** start of EXERCISE INPUTS **

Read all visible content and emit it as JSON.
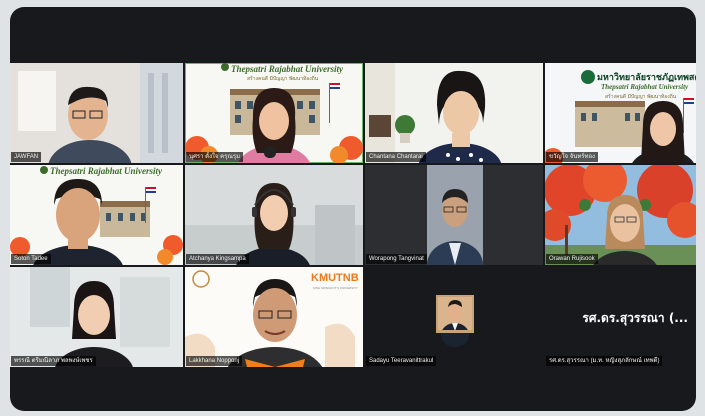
{
  "participants": [
    {
      "name": "JAWFAN",
      "bg": "#e9e6e2"
    },
    {
      "name": "นุศรา ตั้งใจ ครุณรุม",
      "bg": "#f4f6f1"
    },
    {
      "name": "Chantana Chantarai",
      "bg": "#f1f1ee"
    },
    {
      "name": "ขวัญใจ จันทร์ทอง",
      "bg": "#eef1f4"
    },
    {
      "name": "Soton Tadee",
      "bg": "#f7f7f3"
    },
    {
      "name": "Atchanya Kingsampa",
      "bg": "#dde0e1"
    },
    {
      "name": "Worapong Tangvinat",
      "bg": "#2b2d30"
    },
    {
      "name": "Orawan Rujisook",
      "bg": "#8ab4d9"
    },
    {
      "name": "พรรณี ตรีมณีลาภ พลพงษ์เพชร",
      "bg": "#dfe4e5"
    },
    {
      "name": "Lakkhana Nopponj",
      "bg": "#fbfaf6"
    },
    {
      "name": "Sadayu Teeravanittrakul",
      "bg": "#17191c"
    },
    {
      "name": "รศ.ดร.สุวรรณา (ม.ท. หญิงสุภลักษณ์ เทพดี)",
      "bg": "#17191c"
    }
  ],
  "speaker_overlay": "รศ.ดร.สุวรรณา (...",
  "banners": {
    "university_en": "Thepsatri Rajabhat University",
    "university_motto": "สร้างคนดี มีปัญญา พัฒนาท้องถิ่น",
    "university_th": "มหาวิทยาลัยราชภัฏเทพสตรี",
    "kmutnb_logo": "KMUTNB",
    "kmutnb_sub": "KING MONGKUT'S UNIVERSITY"
  },
  "colors": {
    "frame": "#17191c",
    "outer": "#dfe3e6",
    "flag_red": "#c8102e",
    "flag_blue": "#1f3f8f"
  }
}
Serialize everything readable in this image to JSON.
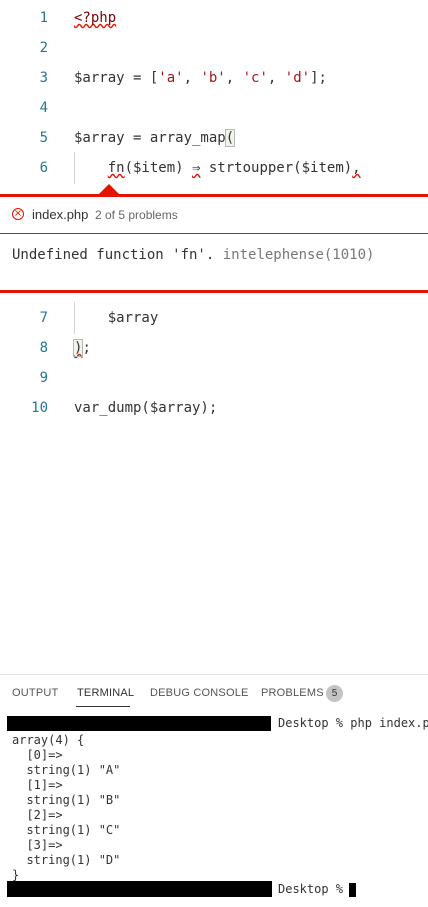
{
  "editor": {
    "lines": [
      {
        "num": "1",
        "parts": [
          {
            "t": "<?php",
            "c": "kw",
            "sq": true
          }
        ]
      },
      {
        "num": "2",
        "parts": [
          {
            "t": "",
            "c": ""
          }
        ]
      },
      {
        "num": "3",
        "parts": [
          {
            "t": "$array = [",
            "c": ""
          },
          {
            "t": "'a'",
            "c": "str"
          },
          {
            "t": ", ",
            "c": ""
          },
          {
            "t": "'b'",
            "c": "str"
          },
          {
            "t": ", ",
            "c": ""
          },
          {
            "t": "'c'",
            "c": "str"
          },
          {
            "t": ", ",
            "c": ""
          },
          {
            "t": "'d'",
            "c": "str"
          },
          {
            "t": "];",
            "c": ""
          }
        ]
      },
      {
        "num": "4",
        "parts": [
          {
            "t": "",
            "c": ""
          }
        ]
      },
      {
        "num": "5",
        "parts": [
          {
            "t": "$array = array_map",
            "c": ""
          },
          {
            "t": "(",
            "c": "bracket"
          }
        ]
      },
      {
        "num": "6",
        "parts": [
          {
            "t": "    ",
            "c": ""
          },
          {
            "t": "fn",
            "c": "",
            "sq": true
          },
          {
            "t": "($item) ",
            "c": ""
          },
          {
            "t": "⇒",
            "c": "",
            "sq": true
          },
          {
            "t": " strtoupper($item)",
            "c": ""
          },
          {
            "t": ",",
            "c": "",
            "sq": true
          }
        ]
      },
      {
        "num": "7",
        "parts": [
          {
            "t": "    $array",
            "c": ""
          }
        ]
      },
      {
        "num": "8",
        "parts": [
          {
            "t": ")",
            "c": "bracket",
            "sq": true
          },
          {
            "t": ";",
            "c": ""
          }
        ]
      },
      {
        "num": "9",
        "parts": [
          {
            "t": "",
            "c": ""
          }
        ]
      },
      {
        "num": "10",
        "parts": [
          {
            "t": "var_dump($array);",
            "c": ""
          }
        ]
      }
    ]
  },
  "peek": {
    "filename": "index.php",
    "count": "2 of 5 problems",
    "message": "Undefined function 'fn'.",
    "source": "intelephense(1010)"
  },
  "panel": {
    "tabs": [
      "OUTPUT",
      "TERMINAL",
      "DEBUG CONSOLE",
      "PROBLEMS"
    ],
    "problems_count": "5"
  },
  "terminal": {
    "prompt1": "Desktop % php index.php",
    "output": [
      "array(4) {",
      "  [0]=>",
      "  string(1) \"A\"",
      "  [1]=>",
      "  string(1) \"B\"",
      "  [2]=>",
      "  string(1) \"C\"",
      "  [3]=>",
      "  string(1) \"D\"",
      "}"
    ],
    "prompt2": "Desktop % "
  },
  "colors": {
    "error": "#e51400",
    "line_number": "#237893",
    "string": "#a31515",
    "keyword": "#800000"
  },
  "icons": {
    "peek_error": "error-circle-icon"
  }
}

** end of EXERCISE INPUTS **

■ WHAT YOU ARE ASKED TO DO: Set the data above down again exactly as given, with no pictures.

■ TASK RESPONSE:
Read all visible content and emit it as JSON.
{
  "participants": [
    {
      "name": "JAWFAN",
      "bg": "#e9e6e2"
    },
    {
      "name": "นุศรา ตั้งใจ ครุณรุม",
      "bg": "#f4f6f1"
    },
    {
      "name": "Chantana Chantarai",
      "bg": "#f1f1ee"
    },
    {
      "name": "ขวัญใจ จันทร์ทอง",
      "bg": "#eef1f4"
    },
    {
      "name": "Soton Tadee",
      "bg": "#f7f7f3"
    },
    {
      "name": "Atchanya Kingsampa",
      "bg": "#dde0e1"
    },
    {
      "name": "Worapong Tangvinat",
      "bg": "#2b2d30"
    },
    {
      "name": "Orawan Rujisook",
      "bg": "#8ab4d9"
    },
    {
      "name": "พรรณี ตรีมณีลาภ พลพงษ์เพชร",
      "bg": "#dfe4e5"
    },
    {
      "name": "Lakkhana Nopponj",
      "bg": "#fbfaf6"
    },
    {
      "name": "Sadayu Teeravanittrakul",
      "bg": "#17191c"
    },
    {
      "name": "รศ.ดร.สุวรรณา (ม.ท. หญิงสุภลักษณ์ เทพดี)",
      "bg": "#17191c"
    }
  ],
  "speaker_overlay": "รศ.ดร.สุวรรณา (...",
  "banners": {
    "university_en": "Thepsatri Rajabhat University",
    "university_motto": "สร้างคนดี มีปัญญา พัฒนาท้องถิ่น",
    "university_th": "มหาวิทยาลัยราชภัฏเทพสตรี",
    "kmutnb_logo": "KMUTNB",
    "kmutnb_sub": "KING MONGKUT'S UNIVERSITY"
  },
  "colors": {
    "frame": "#17191c",
    "outer": "#dfe3e6",
    "flag_red": "#c8102e",
    "flag_blue": "#1f3f8f"
  }
}
Serialize everything readable in this image to JSON.
{
  "editor": {
    "lines": [
      {
        "num": "1",
        "parts": [
          {
            "t": "<?php",
            "c": "kw",
            "sq": true
          }
        ]
      },
      {
        "num": "2",
        "parts": [
          {
            "t": "",
            "c": ""
          }
        ]
      },
      {
        "num": "3",
        "parts": [
          {
            "t": "$array = [",
            "c": ""
          },
          {
            "t": "'a'",
            "c": "str"
          },
          {
            "t": ", ",
            "c": ""
          },
          {
            "t": "'b'",
            "c": "str"
          },
          {
            "t": ", ",
            "c": ""
          },
          {
            "t": "'c'",
            "c": "str"
          },
          {
            "t": ", ",
            "c": ""
          },
          {
            "t": "'d'",
            "c": "str"
          },
          {
            "t": "];",
            "c": ""
          }
        ]
      },
      {
        "num": "4",
        "parts": [
          {
            "t": "",
            "c": ""
          }
        ]
      },
      {
        "num": "5",
        "parts": [
          {
            "t": "$array = array_map",
            "c": ""
          },
          {
            "t": "(",
            "c": "bracket"
          }
        ]
      },
      {
        "num": "6",
        "parts": [
          {
            "t": "    ",
            "c": ""
          },
          {
            "t": "fn",
            "c": "",
            "sq": true
          },
          {
            "t": "($item) ",
            "c": ""
          },
          {
            "t": "⇒",
            "c": "",
            "sq": true
          },
          {
            "t": " strtoupper($item)",
            "c": ""
          },
          {
            "t": ",",
            "c": "",
            "sq": true
          }
        ]
      },
      {
        "num": "7",
        "parts": [
          {
            "t": "    $array",
            "c": ""
          }
        ]
      },
      {
        "num": "8",
        "parts": [
          {
            "t": ")",
            "c": "bracket",
            "sq": true
          },
          {
            "t": ";",
            "c": ""
          }
        ]
      },
      {
        "num": "9",
        "parts": [
          {
            "t": "",
            "c": ""
          }
        ]
      },
      {
        "num": "10",
        "parts": [
          {
            "t": "var_dump($array);",
            "c": ""
          }
        ]
      }
    ]
  },
  "peek": {
    "filename": "index.php",
    "count": "2 of 5 problems",
    "message": "Undefined function 'fn'.",
    "source": "intelephense(1010)"
  },
  "panel": {
    "tabs": [
      "OUTPUT",
      "TERMINAL",
      "DEBUG CONSOLE",
      "PROBLEMS"
    ],
    "problems_count": "5"
  },
  "terminal": {
    "prompt1": "Desktop % php index.php",
    "output": [
      "array(4) {",
      "  [0]=>",
      "  string(1) \"A\"",
      "  [1]=>",
      "  string(1) \"B\"",
      "  [2]=>",
      "  string(1) \"C\"",
      "  [3]=>",
      "  string(1) \"D\"",
      "}"
    ],
    "prompt2": "Desktop % "
  },
  "colors": {
    "error": "#e51400",
    "line_number": "#237893",
    "string": "#a31515",
    "keyword": "#800000"
  },
  "icons": {
    "peek_error": "error-circle-icon"
  }
}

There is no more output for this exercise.